STATED EXERCISE - Out of the lines below, please list those that hold the string "Velocity".

-- BEGIN EXCERPTED RECORDS --

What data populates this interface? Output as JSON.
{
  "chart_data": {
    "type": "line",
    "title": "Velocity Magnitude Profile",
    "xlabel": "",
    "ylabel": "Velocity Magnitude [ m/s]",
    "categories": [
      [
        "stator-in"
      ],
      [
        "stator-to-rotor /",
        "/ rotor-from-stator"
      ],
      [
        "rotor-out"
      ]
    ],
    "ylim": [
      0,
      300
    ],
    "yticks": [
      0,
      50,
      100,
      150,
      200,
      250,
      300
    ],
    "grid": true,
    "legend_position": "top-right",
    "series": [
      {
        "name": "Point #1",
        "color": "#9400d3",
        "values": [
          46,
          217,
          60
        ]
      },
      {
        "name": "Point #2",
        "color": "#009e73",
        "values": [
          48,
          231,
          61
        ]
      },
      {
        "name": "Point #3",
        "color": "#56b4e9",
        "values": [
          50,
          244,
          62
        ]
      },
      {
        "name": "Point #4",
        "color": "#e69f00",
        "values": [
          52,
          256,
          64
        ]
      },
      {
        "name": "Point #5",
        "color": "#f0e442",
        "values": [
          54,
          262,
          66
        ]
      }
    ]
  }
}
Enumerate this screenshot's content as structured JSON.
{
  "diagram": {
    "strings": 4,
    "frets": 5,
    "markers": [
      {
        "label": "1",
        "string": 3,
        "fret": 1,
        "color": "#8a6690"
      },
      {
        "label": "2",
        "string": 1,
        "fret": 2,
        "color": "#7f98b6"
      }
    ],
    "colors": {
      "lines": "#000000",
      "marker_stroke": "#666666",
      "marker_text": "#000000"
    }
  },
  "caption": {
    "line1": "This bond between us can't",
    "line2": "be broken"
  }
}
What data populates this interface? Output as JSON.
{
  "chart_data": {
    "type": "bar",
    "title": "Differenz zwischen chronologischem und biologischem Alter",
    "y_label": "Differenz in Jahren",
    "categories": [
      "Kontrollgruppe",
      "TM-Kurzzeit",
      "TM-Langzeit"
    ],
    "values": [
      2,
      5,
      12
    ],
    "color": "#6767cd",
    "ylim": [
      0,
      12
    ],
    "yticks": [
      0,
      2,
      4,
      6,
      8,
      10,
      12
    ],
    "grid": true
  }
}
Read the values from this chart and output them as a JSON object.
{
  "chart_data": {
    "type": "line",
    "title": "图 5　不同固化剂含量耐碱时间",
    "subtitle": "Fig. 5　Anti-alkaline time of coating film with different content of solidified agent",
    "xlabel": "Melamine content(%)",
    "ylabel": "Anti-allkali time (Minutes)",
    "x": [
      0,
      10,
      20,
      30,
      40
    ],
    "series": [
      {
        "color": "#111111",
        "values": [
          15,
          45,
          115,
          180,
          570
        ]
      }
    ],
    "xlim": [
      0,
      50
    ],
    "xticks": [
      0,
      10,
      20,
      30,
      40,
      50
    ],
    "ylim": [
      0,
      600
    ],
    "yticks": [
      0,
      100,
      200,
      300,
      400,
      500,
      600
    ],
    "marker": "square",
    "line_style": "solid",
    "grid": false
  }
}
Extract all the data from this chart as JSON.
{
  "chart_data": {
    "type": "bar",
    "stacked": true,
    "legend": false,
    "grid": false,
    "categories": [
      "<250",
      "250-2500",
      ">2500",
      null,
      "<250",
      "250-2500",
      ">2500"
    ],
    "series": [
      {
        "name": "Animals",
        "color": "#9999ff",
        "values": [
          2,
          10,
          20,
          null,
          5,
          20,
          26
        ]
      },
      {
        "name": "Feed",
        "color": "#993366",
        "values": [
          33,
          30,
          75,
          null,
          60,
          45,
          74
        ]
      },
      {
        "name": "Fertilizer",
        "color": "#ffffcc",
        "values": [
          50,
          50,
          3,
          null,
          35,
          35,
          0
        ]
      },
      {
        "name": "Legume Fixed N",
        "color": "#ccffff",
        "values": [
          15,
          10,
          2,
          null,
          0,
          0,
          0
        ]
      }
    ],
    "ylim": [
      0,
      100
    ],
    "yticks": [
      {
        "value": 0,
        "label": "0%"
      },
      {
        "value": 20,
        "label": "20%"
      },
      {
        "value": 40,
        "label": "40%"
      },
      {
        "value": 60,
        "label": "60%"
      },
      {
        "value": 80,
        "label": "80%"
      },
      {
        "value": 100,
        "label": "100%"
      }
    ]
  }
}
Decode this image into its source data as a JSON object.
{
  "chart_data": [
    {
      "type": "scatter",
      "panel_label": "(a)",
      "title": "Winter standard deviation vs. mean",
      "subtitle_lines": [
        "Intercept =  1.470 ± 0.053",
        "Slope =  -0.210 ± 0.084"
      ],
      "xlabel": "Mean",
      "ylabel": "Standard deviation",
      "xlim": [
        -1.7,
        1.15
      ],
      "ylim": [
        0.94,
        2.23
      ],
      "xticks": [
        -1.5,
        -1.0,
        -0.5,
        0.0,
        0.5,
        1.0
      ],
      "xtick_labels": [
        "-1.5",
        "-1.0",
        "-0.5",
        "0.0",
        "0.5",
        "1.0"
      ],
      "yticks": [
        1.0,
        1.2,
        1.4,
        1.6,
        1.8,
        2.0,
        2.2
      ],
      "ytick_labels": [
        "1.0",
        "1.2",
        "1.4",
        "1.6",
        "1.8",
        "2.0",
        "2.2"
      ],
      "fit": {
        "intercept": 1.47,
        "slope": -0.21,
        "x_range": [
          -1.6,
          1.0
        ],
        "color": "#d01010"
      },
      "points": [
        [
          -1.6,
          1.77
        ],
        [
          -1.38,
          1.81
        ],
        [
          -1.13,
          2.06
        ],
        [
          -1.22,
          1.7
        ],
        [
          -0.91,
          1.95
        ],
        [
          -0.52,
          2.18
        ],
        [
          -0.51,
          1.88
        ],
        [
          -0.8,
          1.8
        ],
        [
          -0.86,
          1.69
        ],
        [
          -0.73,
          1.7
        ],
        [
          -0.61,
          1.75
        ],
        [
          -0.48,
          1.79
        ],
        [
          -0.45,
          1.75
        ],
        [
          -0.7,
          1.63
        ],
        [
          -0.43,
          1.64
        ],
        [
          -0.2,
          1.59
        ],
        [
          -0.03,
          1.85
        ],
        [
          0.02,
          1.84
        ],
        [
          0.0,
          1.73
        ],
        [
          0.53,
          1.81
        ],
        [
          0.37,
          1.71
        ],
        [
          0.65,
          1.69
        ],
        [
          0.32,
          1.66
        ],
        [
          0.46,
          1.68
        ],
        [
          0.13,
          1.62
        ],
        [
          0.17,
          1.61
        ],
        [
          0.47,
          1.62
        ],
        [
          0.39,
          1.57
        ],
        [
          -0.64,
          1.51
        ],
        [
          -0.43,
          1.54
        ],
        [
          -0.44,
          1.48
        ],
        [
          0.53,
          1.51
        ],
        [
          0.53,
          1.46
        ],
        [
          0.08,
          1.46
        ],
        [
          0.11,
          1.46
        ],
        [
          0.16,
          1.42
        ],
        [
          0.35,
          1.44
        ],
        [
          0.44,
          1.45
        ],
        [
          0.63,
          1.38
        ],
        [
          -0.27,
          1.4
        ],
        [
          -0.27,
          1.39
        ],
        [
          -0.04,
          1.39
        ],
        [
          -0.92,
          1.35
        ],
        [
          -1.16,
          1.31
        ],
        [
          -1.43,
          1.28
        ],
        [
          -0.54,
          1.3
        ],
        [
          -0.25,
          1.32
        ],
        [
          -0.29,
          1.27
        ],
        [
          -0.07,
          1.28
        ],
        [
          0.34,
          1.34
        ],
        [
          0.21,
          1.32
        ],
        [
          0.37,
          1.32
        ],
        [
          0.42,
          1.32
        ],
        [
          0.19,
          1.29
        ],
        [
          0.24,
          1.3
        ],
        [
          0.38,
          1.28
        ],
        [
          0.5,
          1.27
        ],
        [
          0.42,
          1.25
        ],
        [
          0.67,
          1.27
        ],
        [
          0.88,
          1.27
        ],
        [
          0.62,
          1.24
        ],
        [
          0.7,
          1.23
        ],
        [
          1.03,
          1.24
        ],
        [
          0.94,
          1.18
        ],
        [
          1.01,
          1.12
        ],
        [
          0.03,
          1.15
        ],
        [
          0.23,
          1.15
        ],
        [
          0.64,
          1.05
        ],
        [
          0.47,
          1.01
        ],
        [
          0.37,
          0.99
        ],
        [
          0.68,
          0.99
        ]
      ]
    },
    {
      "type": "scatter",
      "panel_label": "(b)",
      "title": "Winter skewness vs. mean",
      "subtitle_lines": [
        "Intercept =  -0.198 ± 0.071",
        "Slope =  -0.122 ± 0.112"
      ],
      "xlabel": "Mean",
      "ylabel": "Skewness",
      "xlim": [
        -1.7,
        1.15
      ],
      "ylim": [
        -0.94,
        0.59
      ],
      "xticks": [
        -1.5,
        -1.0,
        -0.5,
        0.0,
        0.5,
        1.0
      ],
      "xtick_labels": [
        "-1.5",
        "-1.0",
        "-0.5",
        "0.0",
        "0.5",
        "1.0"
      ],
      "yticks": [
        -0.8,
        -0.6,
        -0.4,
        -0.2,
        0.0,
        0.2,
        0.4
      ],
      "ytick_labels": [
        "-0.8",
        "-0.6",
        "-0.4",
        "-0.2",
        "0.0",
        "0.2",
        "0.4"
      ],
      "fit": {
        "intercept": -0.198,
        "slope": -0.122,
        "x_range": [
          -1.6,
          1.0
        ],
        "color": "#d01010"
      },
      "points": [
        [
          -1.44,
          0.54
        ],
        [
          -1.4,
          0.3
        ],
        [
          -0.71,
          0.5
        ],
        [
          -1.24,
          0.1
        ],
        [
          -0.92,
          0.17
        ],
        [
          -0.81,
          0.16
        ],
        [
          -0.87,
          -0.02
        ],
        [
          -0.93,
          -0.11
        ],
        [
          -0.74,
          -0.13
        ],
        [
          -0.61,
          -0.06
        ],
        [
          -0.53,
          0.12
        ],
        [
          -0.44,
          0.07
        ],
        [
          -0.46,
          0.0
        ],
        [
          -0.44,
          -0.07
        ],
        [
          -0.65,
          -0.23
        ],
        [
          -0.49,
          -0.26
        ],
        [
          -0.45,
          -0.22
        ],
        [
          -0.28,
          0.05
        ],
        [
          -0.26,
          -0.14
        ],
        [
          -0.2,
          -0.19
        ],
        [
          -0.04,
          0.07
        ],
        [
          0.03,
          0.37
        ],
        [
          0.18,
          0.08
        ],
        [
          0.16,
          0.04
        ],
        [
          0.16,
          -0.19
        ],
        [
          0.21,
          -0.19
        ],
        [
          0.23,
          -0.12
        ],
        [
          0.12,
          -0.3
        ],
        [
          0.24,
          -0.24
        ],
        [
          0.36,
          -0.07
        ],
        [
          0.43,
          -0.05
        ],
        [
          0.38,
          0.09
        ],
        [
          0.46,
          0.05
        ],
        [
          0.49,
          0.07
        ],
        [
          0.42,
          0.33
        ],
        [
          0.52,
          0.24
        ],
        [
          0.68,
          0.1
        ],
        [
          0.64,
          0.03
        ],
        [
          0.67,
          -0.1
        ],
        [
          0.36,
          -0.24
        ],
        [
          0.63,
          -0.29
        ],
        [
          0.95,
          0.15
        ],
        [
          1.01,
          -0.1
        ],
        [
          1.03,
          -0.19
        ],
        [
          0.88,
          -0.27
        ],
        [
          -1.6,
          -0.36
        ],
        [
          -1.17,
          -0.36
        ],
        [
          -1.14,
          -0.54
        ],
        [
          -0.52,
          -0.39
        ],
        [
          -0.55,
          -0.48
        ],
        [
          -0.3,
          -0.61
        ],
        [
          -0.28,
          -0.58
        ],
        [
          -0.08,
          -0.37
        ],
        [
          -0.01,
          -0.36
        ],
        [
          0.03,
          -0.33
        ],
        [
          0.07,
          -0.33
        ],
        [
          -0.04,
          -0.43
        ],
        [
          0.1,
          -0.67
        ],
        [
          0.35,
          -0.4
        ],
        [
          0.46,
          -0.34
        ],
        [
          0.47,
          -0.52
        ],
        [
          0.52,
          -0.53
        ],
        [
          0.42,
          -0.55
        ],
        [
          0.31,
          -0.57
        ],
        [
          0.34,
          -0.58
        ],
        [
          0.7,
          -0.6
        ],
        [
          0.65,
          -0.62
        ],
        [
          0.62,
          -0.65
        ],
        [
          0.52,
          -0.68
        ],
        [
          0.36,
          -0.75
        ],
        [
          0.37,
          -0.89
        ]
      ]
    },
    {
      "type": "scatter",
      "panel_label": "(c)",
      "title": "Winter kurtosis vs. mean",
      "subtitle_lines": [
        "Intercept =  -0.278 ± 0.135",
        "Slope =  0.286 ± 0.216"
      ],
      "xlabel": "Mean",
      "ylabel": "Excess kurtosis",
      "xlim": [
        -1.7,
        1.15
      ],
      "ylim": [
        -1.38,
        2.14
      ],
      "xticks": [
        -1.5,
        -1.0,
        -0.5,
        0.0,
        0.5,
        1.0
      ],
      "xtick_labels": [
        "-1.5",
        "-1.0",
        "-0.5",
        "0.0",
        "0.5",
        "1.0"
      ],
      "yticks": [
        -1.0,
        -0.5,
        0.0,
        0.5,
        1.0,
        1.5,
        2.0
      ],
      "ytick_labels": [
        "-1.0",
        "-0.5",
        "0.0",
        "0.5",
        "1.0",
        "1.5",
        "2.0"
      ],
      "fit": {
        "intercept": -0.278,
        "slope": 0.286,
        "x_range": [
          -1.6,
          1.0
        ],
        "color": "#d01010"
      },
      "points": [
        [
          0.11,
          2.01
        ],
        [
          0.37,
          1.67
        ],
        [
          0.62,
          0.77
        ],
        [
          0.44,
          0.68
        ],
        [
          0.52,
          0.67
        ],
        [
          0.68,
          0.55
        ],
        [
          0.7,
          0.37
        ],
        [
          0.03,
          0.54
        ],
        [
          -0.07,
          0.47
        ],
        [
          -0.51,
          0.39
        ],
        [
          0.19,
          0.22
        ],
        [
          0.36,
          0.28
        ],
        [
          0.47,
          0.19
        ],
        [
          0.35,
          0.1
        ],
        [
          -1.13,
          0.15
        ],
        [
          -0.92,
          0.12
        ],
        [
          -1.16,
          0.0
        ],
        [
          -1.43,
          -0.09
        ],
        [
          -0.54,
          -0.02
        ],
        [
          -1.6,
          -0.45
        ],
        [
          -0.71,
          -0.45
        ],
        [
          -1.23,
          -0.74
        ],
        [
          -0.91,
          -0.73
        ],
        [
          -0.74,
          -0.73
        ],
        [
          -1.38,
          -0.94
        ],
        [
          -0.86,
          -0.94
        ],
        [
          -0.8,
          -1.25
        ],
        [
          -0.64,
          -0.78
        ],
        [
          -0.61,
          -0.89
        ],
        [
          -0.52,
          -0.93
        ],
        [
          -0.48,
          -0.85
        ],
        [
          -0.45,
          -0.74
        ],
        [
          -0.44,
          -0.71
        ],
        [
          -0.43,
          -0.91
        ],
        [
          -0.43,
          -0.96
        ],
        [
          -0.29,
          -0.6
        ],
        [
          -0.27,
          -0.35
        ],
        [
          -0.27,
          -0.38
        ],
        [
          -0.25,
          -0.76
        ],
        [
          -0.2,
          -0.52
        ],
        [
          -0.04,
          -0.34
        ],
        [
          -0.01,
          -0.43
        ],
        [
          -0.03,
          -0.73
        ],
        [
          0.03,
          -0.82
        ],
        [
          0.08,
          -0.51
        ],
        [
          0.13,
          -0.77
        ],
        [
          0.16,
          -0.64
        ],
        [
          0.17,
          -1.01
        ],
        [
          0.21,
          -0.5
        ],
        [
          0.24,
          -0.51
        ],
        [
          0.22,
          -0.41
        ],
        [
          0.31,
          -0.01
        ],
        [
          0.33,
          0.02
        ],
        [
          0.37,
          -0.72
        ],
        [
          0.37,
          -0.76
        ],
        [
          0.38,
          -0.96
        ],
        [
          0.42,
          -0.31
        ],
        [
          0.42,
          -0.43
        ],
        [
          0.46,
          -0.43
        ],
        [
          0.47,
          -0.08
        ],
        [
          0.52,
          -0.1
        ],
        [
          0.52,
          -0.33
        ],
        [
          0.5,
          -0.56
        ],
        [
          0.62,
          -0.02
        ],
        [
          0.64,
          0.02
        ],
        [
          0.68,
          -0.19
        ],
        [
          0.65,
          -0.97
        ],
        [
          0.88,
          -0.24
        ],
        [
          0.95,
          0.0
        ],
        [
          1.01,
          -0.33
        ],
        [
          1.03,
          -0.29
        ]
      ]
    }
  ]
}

-- END EXCERPTED RECORDS --

ANSWER TO THIS TASK -
    "title": "Velocity Magnitude Profile",
    "ylabel": "Velocity Magnitude [ m/s]",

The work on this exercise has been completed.